__JOB__
Extract every line below, verbatim.

__INFORMATION SHOWN__
+===+

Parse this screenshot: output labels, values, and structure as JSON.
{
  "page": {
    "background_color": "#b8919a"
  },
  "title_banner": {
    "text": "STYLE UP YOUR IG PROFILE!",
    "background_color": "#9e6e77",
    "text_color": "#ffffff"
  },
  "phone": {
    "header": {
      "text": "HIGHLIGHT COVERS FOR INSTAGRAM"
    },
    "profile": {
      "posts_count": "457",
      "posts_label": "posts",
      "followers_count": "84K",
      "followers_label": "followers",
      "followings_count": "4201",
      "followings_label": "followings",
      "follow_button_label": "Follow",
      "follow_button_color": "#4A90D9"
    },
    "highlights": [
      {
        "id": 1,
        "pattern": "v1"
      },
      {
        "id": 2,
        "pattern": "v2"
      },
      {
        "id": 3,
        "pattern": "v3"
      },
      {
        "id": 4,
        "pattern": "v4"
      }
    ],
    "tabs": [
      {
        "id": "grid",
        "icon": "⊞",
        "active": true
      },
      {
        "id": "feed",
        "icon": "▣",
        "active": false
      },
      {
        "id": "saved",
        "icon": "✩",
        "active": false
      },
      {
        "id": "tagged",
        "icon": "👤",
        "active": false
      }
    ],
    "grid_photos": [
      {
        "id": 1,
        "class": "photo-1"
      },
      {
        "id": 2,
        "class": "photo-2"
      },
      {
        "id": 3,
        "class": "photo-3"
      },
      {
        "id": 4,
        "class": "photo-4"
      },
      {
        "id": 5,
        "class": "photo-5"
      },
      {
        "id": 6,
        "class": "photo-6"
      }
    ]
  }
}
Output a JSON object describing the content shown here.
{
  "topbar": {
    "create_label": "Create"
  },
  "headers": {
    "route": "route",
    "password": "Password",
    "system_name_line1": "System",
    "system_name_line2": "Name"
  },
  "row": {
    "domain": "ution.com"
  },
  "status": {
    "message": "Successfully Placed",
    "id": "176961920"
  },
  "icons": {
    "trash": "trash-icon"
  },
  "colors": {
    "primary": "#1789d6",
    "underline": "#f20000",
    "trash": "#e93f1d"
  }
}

+===+

__CORRECT OUTPUT__
Parse this screenshot: output labels, values, and structure as JSON.
{
  "page": {
    "background_color": "#b8919a"
  },
  "title_banner": {
    "text": "STYLE UP YOUR IG PROFILE!",
    "background_color": "#9e6e77",
    "text_color": "#ffffff"
  },
  "phone": {
    "header": {
      "text": "HIGHLIGHT COVERS FOR INSTAGRAM"
    },
    "profile": {
      "posts_count": "457",
      "posts_label": "posts",
      "followers_count": "84K",
      "followers_label": "followers",
      "followings_count": "4201",
      "followings_label": "followings",
      "follow_button_label": "Follow",
      "follow_button_color": "#4A90D9"
    },
    "highlights": [
      {
        "id": 1,
        "pattern": "v1"
      },
      {
        "id": 2,
        "pattern": "v2"
      },
      {
        "id": 3,
        "pattern": "v3"
      },
      {
        "id": 4,
        "pattern": "v4"
      }
    ],
    "tabs": [
      {
        "id": "grid",
        "icon": "⊞",
        "active": true
      },
      {
        "id": "feed",
        "icon": "▣",
        "active": false
      },
      {
        "id": "saved",
        "icon": "✩",
        "active": false
      },
      {
        "id": "tagged",
        "icon": "👤",
        "active": false
      }
    ],
    "grid_photos": [
      {
        "id": 1,
        "class": "photo-1"
      },
      {
        "id": 2,
        "class": "photo-2"
      },
      {
        "id": 3,
        "class": "photo-3"
      },
      {
        "id": 4,
        "class": "photo-4"
      },
      {
        "id": 5,
        "class": "photo-5"
      },
      {
        "id": 6,
        "class": "photo-6"
      }
    ]
  }
}
Output a JSON object describing the content shown here.
{
  "topbar": {
    "create_label": "Create"
  },
  "headers": {
    "route": "route",
    "password": "Password",
    "system_name_line1": "System",
    "system_name_line2": "Name"
  },
  "row": {
    "domain": "ution.com"
  },
  "status": {
    "message": "Successfully Placed",
    "id": "176961920"
  },
  "icons": {
    "trash": "trash-icon"
  },
  "colors": {
    "primary": "#1789d6",
    "underline": "#f20000",
    "trash": "#e93f1d"
  }
}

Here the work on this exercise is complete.